Task input:

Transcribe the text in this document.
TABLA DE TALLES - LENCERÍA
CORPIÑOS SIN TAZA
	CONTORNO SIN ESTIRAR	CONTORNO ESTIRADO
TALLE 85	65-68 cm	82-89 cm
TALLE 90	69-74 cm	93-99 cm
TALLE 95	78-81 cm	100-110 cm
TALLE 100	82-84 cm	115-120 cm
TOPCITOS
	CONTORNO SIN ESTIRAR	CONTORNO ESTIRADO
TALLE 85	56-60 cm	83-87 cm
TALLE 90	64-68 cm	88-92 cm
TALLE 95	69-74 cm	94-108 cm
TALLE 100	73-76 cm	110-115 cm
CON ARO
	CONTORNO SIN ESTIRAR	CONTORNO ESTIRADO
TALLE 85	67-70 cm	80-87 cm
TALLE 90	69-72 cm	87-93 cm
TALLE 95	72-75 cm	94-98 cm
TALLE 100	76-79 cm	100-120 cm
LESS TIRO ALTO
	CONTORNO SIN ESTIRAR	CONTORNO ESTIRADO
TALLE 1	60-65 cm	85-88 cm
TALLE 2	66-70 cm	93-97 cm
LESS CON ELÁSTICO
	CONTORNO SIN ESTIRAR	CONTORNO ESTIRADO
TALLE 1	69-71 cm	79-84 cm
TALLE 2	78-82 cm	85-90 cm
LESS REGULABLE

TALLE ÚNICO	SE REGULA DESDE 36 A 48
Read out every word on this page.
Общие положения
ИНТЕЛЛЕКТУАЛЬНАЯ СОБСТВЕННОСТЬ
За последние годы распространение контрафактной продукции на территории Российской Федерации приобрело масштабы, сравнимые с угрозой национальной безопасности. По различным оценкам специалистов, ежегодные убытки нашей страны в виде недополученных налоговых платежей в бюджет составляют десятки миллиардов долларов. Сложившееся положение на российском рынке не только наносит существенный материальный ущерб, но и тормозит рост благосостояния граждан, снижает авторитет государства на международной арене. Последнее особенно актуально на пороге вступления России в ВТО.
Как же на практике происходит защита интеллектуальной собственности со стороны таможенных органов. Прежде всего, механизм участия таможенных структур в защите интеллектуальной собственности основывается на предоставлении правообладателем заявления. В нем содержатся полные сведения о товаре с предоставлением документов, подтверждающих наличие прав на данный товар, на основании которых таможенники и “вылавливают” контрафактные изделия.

Exercise brief: Copy out the whole listing, exactly as written.

Problem solution:
Transcribe the text in this document.
TABLA DE TALLES - LENCERÍA
CORPIÑOS SIN TAZA
	CONTORNO SIN ESTIRAR	CONTORNO ESTIRADO
TALLE 85	65-68 cm	82-89 cm
TALLE 90	69-74 cm	93-99 cm
TALLE 95	78-81 cm	100-110 cm
TALLE 100	82-84 cm	115-120 cm
TOPCITOS
	CONTORNO SIN ESTIRAR	CONTORNO ESTIRADO
TALLE 85	56-60 cm	83-87 cm
TALLE 90	64-68 cm	88-92 cm
TALLE 95	69-74 cm	94-108 cm
TALLE 100	73-76 cm	110-115 cm
CON ARO
	CONTORNO SIN ESTIRAR	CONTORNO ESTIRADO
TALLE 85	67-70 cm	80-87 cm
TALLE 90	69-72 cm	87-93 cm
TALLE 95	72-75 cm	94-98 cm
TALLE 100	76-79 cm	100-120 cm
LESS TIRO ALTO
	CONTORNO SIN ESTIRAR	CONTORNO ESTIRADO
TALLE 1	60-65 cm	85-88 cm
TALLE 2	66-70 cm	93-97 cm
LESS CON ELÁSTICO
	CONTORNO SIN ESTIRAR	CONTORNO ESTIRADO
TALLE 1	69-71 cm	79-84 cm
TALLE 2	78-82 cm	85-90 cm
LESS REGULABLE

TALLE ÚNICO	SE REGULA DESDE 36 A 48
Read out every word on this page.
Общие положения
ИНТЕЛЛЕКТУАЛЬНАЯ СОБСТВЕННОСТЬ
За последние годы распространение контрафактной продукции на территории Российской Федерации приобрело масштабы, сравнимые с угрозой национальной безопасности. По различным оценкам специалистов, ежегодные убытки нашей страны в виде недополученных налоговых платежей в бюджет составляют десятки миллиардов долларов. Сложившееся положение на российском рынке не только наносит существенный материальный ущерб, но и тормозит рост благосостояния граждан, снижает авторитет государства на международной арене. Последнее особенно актуально на пороге вступления России в ВТО.
Как же на практике происходит защита интеллектуальной собственности со стороны таможенных органов. Прежде всего, механизм участия таможенных структур в защите интеллектуальной собственности основывается на предоставлении правообладателем заявления. В нем содержатся полные сведения о товаре с предоставлением документов, подтверждающих наличие прав на данный товар, на основании которых таможенники и “вылавливают” контрафактные изделия.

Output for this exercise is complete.